Your task
Repeat every entry word for word, but leave the images out of your copy.

Task inputs

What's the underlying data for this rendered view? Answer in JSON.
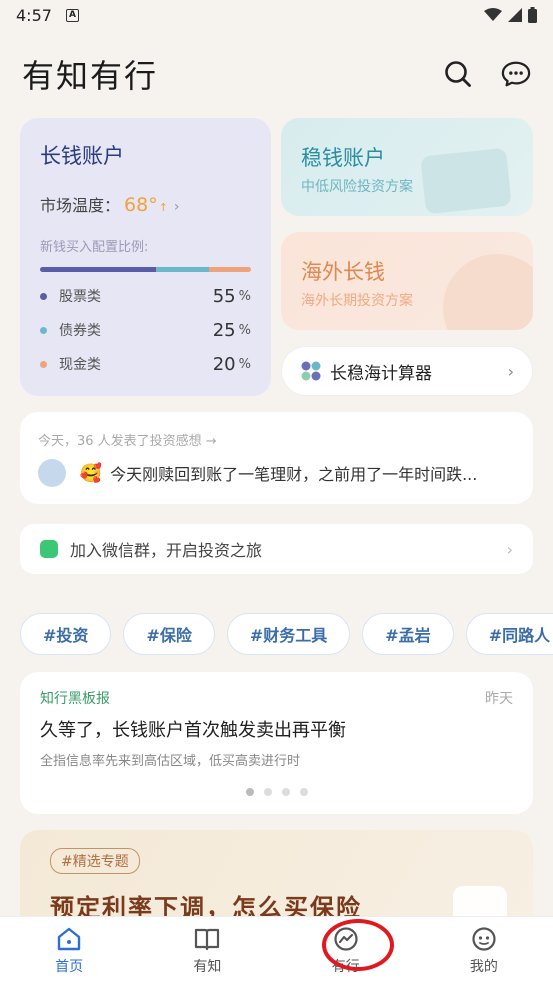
{
  "status_bar": {
    "time": "4:57",
    "notif": "A"
  },
  "header": {
    "title": "有知有行"
  },
  "long_account": {
    "name": "长钱账户",
    "temp_label": "市场温度：",
    "temp_value": "68°",
    "temp_arrow": "↑",
    "ratio_label": "新钱买入配置比例:",
    "colors": {
      "stocks": "#5a5ca6",
      "bonds": "#6cb8cb",
      "cash": "#eea37c"
    },
    "allocation": [
      {
        "label": "股票类",
        "pct": "55",
        "unit": "%",
        "fraction": 0.55
      },
      {
        "label": "债券类",
        "pct": "25",
        "unit": "%",
        "fraction": 0.25
      },
      {
        "label": "现金类",
        "pct": "20",
        "unit": "%",
        "fraction": 0.2
      }
    ]
  },
  "stable_account": {
    "name": "稳钱账户",
    "sub": "中低风险投资方案"
  },
  "overseas_account": {
    "name": "海外长钱",
    "sub": "海外长期投资方案"
  },
  "calculator": {
    "label": "长稳海计算器"
  },
  "feed": {
    "meta": "今天，36 人发表了投资感想 →",
    "emoji": "🥰",
    "text": "今天刚赎回到账了一笔理财，之前用了一年时间跌..."
  },
  "wechat": {
    "label": "加入微信群，开启投资之旅"
  },
  "tags": [
    "#投资",
    "#保险",
    "#财务工具",
    "#孟岩",
    "#同路人"
  ],
  "board": {
    "category": "知行黑板报",
    "date": "昨天",
    "headline": "久等了，长钱账户首次触发卖出再平衡",
    "desc": "全指信息率先来到高估区域，低买高卖进行时",
    "page_count": 4,
    "active_page": 1
  },
  "topic": {
    "pill": "#精选专题",
    "headline": "预定利率下调，怎么买保险"
  },
  "tabbar": {
    "tabs": [
      {
        "label": "首页",
        "icon": "home-icon",
        "active": true
      },
      {
        "label": "有知",
        "icon": "book-icon",
        "active": false
      },
      {
        "label": "有行",
        "icon": "trend-icon",
        "active": false
      },
      {
        "label": "我的",
        "icon": "profile-icon",
        "active": false
      }
    ]
  },
  "annotation": {
    "color": "#e1181e"
  }
}
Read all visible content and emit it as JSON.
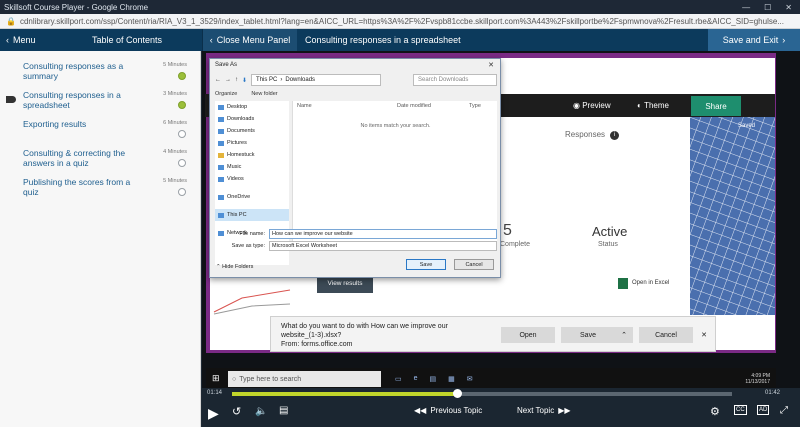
{
  "browser": {
    "title": "Skillsoft Course Player - Google Chrome",
    "url": "cdnlibrary.skillport.com/ssp/Content/ria/RIA_V3_1_3529/index_tablet.html?lang=en&AICC_URL=https%3A%2F%2Fvspb81ccbe.skillport.com%3A443%2Fskillportbe%2Fspmwnova%2Fresult.rbe&AICC_SID=ghulse..."
  },
  "header": {
    "menu": "Menu",
    "toc": "Table of Contents",
    "close_panel": "Close Menu Panel",
    "topic_title": "Consulting responses in a spreadsheet",
    "save_exit": "Save and Exit"
  },
  "sidebar": {
    "items": [
      {
        "label": "Consulting responses as a summary",
        "minutes": "5 Minutes",
        "status": "complete"
      },
      {
        "label": "Consulting responses in a spreadsheet",
        "minutes": "3 Minutes",
        "status": "complete",
        "current": true
      },
      {
        "label": "Exporting results",
        "minutes": "6 Minutes",
        "status": "incomplete"
      },
      {
        "label": "Consulting & correcting the answers in a quiz",
        "minutes": "4 Minutes",
        "status": "incomplete"
      },
      {
        "label": "Publishing the scores from a quiz",
        "minutes": "5 Minutes",
        "status": "incomplete"
      }
    ]
  },
  "forms": {
    "preview": "Preview",
    "theme": "Theme",
    "share": "Share",
    "responses": "Responses",
    "big_number": "5",
    "complete": "Complete",
    "status_value": "Active",
    "status_label": "Status",
    "open_excel": "Open in Excel",
    "view_results": "View results",
    "saved": "Saved"
  },
  "dialog": {
    "title": "Save As",
    "path_pc": "This PC",
    "path_folder": "Downloads",
    "search_placeholder": "Search Downloads",
    "organize": "Organize",
    "new_folder": "New folder",
    "tree": [
      "Desktop",
      "Downloads",
      "Documents",
      "Pictures",
      "Homestuck",
      "Music",
      "Videos",
      "OneDrive",
      "This PC",
      "Network"
    ],
    "col_name": "Name",
    "col_date": "Date modified",
    "col_type": "Type",
    "empty": "No items match your search.",
    "file_name_label": "File name:",
    "file_name_value": "How can we improve our website",
    "save_type_label": "Save as type:",
    "save_type_value": "Microsoft Excel Worksheet",
    "hide_folders": "Hide Folders",
    "save": "Save",
    "cancel": "Cancel"
  },
  "download": {
    "question": "What do you want to do with How can we improve our website_(1-3).xlsx?",
    "from": "From: forms.office.com",
    "open": "Open",
    "save": "Save",
    "cancel": "Cancel"
  },
  "taskbar": {
    "search": "Type here to search",
    "time": "4:09 PM",
    "date": "11/13/2017"
  },
  "player": {
    "elapsed": "01:14",
    "total": "01:42",
    "previous": "Previous Topic",
    "next": "Next Topic",
    "progress": 0.45
  }
}
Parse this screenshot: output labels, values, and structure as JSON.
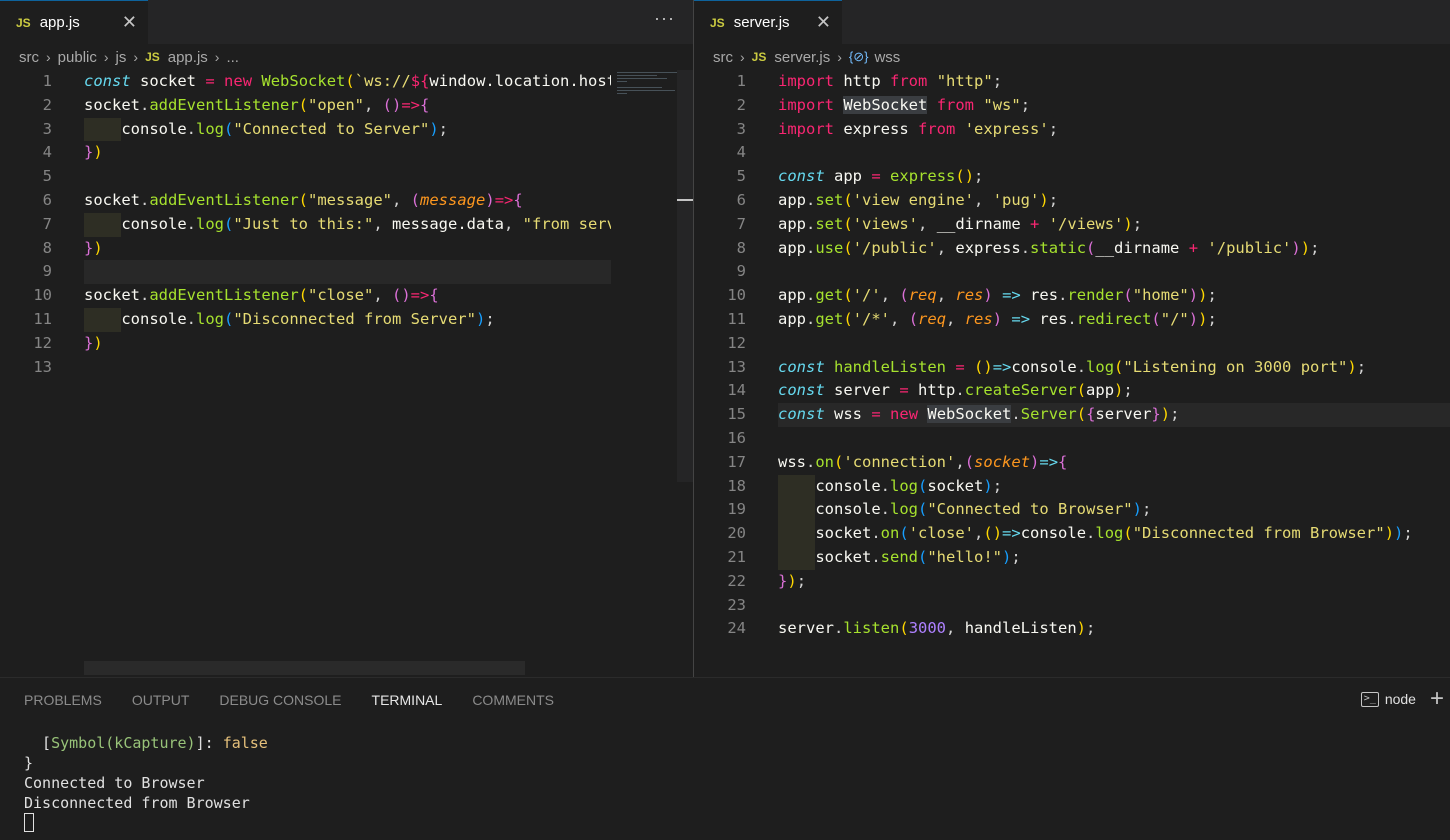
{
  "left_editor": {
    "tab": {
      "badge": "JS",
      "title": "app.js",
      "close": "✕"
    },
    "more_actions": "···",
    "breadcrumb": {
      "parts": [
        "src",
        "public",
        "js"
      ],
      "file_badge": "JS",
      "file": "app.js",
      "tail": "..."
    },
    "line_numbers": [
      "1",
      "2",
      "3",
      "4",
      "5",
      "6",
      "7",
      "8",
      "9",
      "10",
      "11",
      "12",
      "13"
    ],
    "code": [
      "const socket = new WebSocket(`ws://${window.location.host}`);",
      "socket.addEventListener(\"open\", ()=>{",
      "    console.log(\"Connected to Server\");",
      "})",
      "",
      "socket.addEventListener(\"message\", (message)=>{",
      "    console.log(\"Just to this:\", message.data, \"from server\");",
      "})",
      "",
      "socket.addEventListener(\"close\", ()=>{",
      "    console.log(\"Disconnected from Server\");",
      "})",
      ""
    ]
  },
  "right_editor": {
    "tab": {
      "badge": "JS",
      "title": "server.js",
      "close": "✕"
    },
    "breadcrumb": {
      "parts": [
        "src"
      ],
      "file_badge": "JS",
      "file": "server.js",
      "symbol_icon": "{⊘}",
      "symbol": "wss"
    },
    "line_numbers": [
      "1",
      "2",
      "3",
      "4",
      "5",
      "6",
      "7",
      "8",
      "9",
      "10",
      "11",
      "12",
      "13",
      "14",
      "15",
      "16",
      "17",
      "18",
      "19",
      "20",
      "21",
      "22",
      "23",
      "24"
    ]
  },
  "panel": {
    "tabs": [
      "PROBLEMS",
      "OUTPUT",
      "DEBUG CONSOLE",
      "TERMINAL",
      "COMMENTS"
    ],
    "active_tab": "TERMINAL",
    "shell_label": "node",
    "terminal_lines": {
      "l1_prefix": "  [",
      "l1_symbol": "Symbol(kCapture)",
      "l1_mid": "]: ",
      "l1_value": "false",
      "l2": "}",
      "l3": "Connected to Browser",
      "l4": "Disconnected from Browser"
    }
  },
  "colors": {
    "keyword": "#f92672",
    "string": "#e6db74",
    "function": "#a6e22e",
    "storage": "#66d9ef",
    "param": "#fd971f",
    "number": "#ae81ff"
  }
}
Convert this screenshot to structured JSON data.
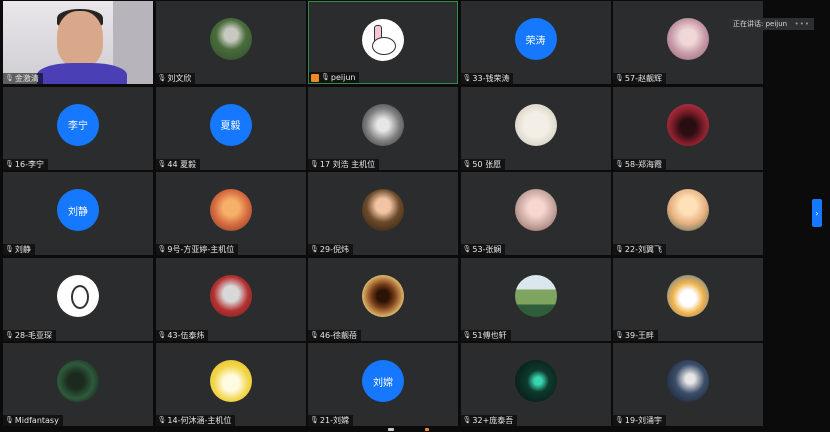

Written answer
What's the underlying data for this rendered view? Answer in JSON.
{
  "status_bar": {
    "time": "4:57",
    "notif": "A"
  },
  "header": {
    "title": "有知有行"
  },
  "long_account": {
    "name": "长钱账户",
    "temp_label": "市场温度：",
    "temp_value": "68°",
    "temp_arrow": "↑",
    "ratio_label": "新钱买入配置比例:",
    "colors": {
      "stocks": "#5a5ca6",
      "bonds": "#6cb8cb",
      "cash": "#eea37c"
    },
    "allocation": [
      {
        "label": "股票类",
        "pct": "55",
        "unit": "%",
        "fraction": 0.55
      },
      {
        "label": "债券类",
        "pct": "25",
        "unit": "%",
        "fraction": 0.25
      },
      {
        "label": "现金类",
        "pct": "20",
        "unit": "%",
        "fraction": 0.2
      }
    ]
  },
  "stable_account": {
    "name": "稳钱账户",
    "sub": "中低风险投资方案"
  },
  "overseas_account": {
    "name": "海外长钱",
    "sub": "海外长期投资方案"
  },
  "calculator": {
    "label": "长稳海计算器"
  },
  "feed": {
    "meta": "今天，36 人发表了投资感想 →",
    "emoji": "🥰",
    "text": "今天刚赎回到账了一笔理财，之前用了一年时间跌..."
  },
  "wechat": {
    "label": "加入微信群，开启投资之旅"
  },
  "tags": [
    "#投资",
    "#保险",
    "#财务工具",
    "#孟岩",
    "#同路人"
  ],
  "board": {
    "category": "知行黑板报",
    "date": "昨天",
    "headline": "久等了，长钱账户首次触发卖出再平衡",
    "desc": "全指信息率先来到高估区域，低买高卖进行时",
    "page_count": 4,
    "active_page": 1
  },
  "topic": {
    "pill": "#精选专题",
    "headline": "预定利率下调，怎么买保险"
  },
  "tabbar": {
    "tabs": [
      {
        "label": "首页",
        "icon": "home-icon",
        "active": true
      },
      {
        "label": "有知",
        "icon": "book-icon",
        "active": false
      },
      {
        "label": "有行",
        "icon": "trend-icon",
        "active": false
      },
      {
        "label": "我的",
        "icon": "profile-icon",
        "active": false
      }
    ]
  },
  "annotation": {
    "color": "#e1181e"
  }
}
Read all visible content and emit it as JSON.
{
  "browser": {
    "title": "Skillsoft Course Player - Google Chrome",
    "url": "cdnlibrary.skillport.com/ssp/Content/ria/RIA_V3_1_3529/index_tablet.html?lang=en&AICC_URL=https%3A%2F%2Fvspb81ccbe.skillport.com%3A443%2Fskillportbe%2Fspmwnova%2Fresult.rbe&AICC_SID=ghulse..."
  },
  "header": {
    "menu": "Menu",
    "toc": "Table of Contents",
    "close_panel": "Close Menu Panel",
    "topic_title": "Consulting responses in a spreadsheet",
    "save_exit": "Save and Exit"
  },
  "sidebar": {
    "items": [
      {
        "label": "Consulting responses as a summary",
        "minutes": "5 Minutes",
        "status": "complete"
      },
      {
        "label": "Consulting responses in a spreadsheet",
        "minutes": "3 Minutes",
        "status": "complete",
        "current": true
      },
      {
        "label": "Exporting results",
        "minutes": "6 Minutes",
        "status": "incomplete"
      },
      {
        "label": "Consulting & correcting the answers in a quiz",
        "minutes": "4 Minutes",
        "status": "incomplete"
      },
      {
        "label": "Publishing the scores from a quiz",
        "minutes": "5 Minutes",
        "status": "incomplete"
      }
    ]
  },
  "forms": {
    "preview": "Preview",
    "theme": "Theme",
    "share": "Share",
    "responses": "Responses",
    "big_number": "5",
    "complete": "Complete",
    "status_value": "Active",
    "status_label": "Status",
    "open_excel": "Open in Excel",
    "view_results": "View results",
    "saved": "Saved"
  },
  "dialog": {
    "title": "Save As",
    "path_pc": "This PC",
    "path_folder": "Downloads",
    "search_placeholder": "Search Downloads",
    "organize": "Organize",
    "new_folder": "New folder",
    "tree": [
      "Desktop",
      "Downloads",
      "Documents",
      "Pictures",
      "Homestuck",
      "Music",
      "Videos",
      "OneDrive",
      "This PC",
      "Network"
    ],
    "col_name": "Name",
    "col_date": "Date modified",
    "col_type": "Type",
    "empty": "No items match your search.",
    "file_name_label": "File name:",
    "file_name_value": "How can we improve our website",
    "save_type_label": "Save as type:",
    "save_type_value": "Microsoft Excel Worksheet",
    "hide_folders": "Hide Folders",
    "save": "Save",
    "cancel": "Cancel"
  },
  "download": {
    "question": "What do you want to do with How can we improve our website_(1-3).xlsx?",
    "from": "From: forms.office.com",
    "open": "Open",
    "save": "Save",
    "cancel": "Cancel"
  },
  "taskbar": {
    "search": "Type here to search",
    "time": "4:09 PM",
    "date": "11/13/2017"
  },
  "player": {
    "elapsed": "01:14",
    "total": "01:42",
    "previous": "Previous Topic",
    "next": "Next Topic",
    "progress": 0.45
  }
}
Parse this screenshot: output labels, values, and structure as JSON.
{
  "left_editor": {
    "tab": {
      "badge": "JS",
      "title": "app.js",
      "close": "✕"
    },
    "more_actions": "···",
    "breadcrumb": {
      "parts": [
        "src",
        "public",
        "js"
      ],
      "file_badge": "JS",
      "file": "app.js",
      "tail": "..."
    },
    "line_numbers": [
      "1",
      "2",
      "3",
      "4",
      "5",
      "6",
      "7",
      "8",
      "9",
      "10",
      "11",
      "12",
      "13"
    ],
    "code": [
      "const socket = new WebSocket(`ws://${window.location.host}`);",
      "socket.addEventListener(\"open\", ()=>{",
      "    console.log(\"Connected to Server\");",
      "})",
      "",
      "socket.addEventListener(\"message\", (message)=>{",
      "    console.log(\"Just to this:\", message.data, \"from server\");",
      "})",
      "",
      "socket.addEventListener(\"close\", ()=>{",
      "    console.log(\"Disconnected from Server\");",
      "})",
      ""
    ]
  },
  "right_editor": {
    "tab": {
      "badge": "JS",
      "title": "server.js",
      "close": "✕"
    },
    "breadcrumb": {
      "parts": [
        "src"
      ],
      "file_badge": "JS",
      "file": "server.js",
      "symbol_icon": "{⊘}",
      "symbol": "wss"
    },
    "line_numbers": [
      "1",
      "2",
      "3",
      "4",
      "5",
      "6",
      "7",
      "8",
      "9",
      "10",
      "11",
      "12",
      "13",
      "14",
      "15",
      "16",
      "17",
      "18",
      "19",
      "20",
      "21",
      "22",
      "23",
      "24"
    ]
  },
  "panel": {
    "tabs": [
      "PROBLEMS",
      "OUTPUT",
      "DEBUG CONSOLE",
      "TERMINAL",
      "COMMENTS"
    ],
    "active_tab": "TERMINAL",
    "shell_label": "node",
    "terminal_lines": {
      "l1_prefix": "  [",
      "l1_symbol": "Symbol(kCapture)",
      "l1_mid": "]: ",
      "l1_value": "false",
      "l2": "}",
      "l3": "Connected to Browser",
      "l4": "Disconnected from Browser"
    }
  },
  "colors": {
    "keyword": "#f92672",
    "string": "#e6db74",
    "function": "#a6e22e",
    "storage": "#66d9ef",
    "param": "#fd971f",
    "number": "#ae81ff"
  }
}
Convert this screenshot to structured JSON data.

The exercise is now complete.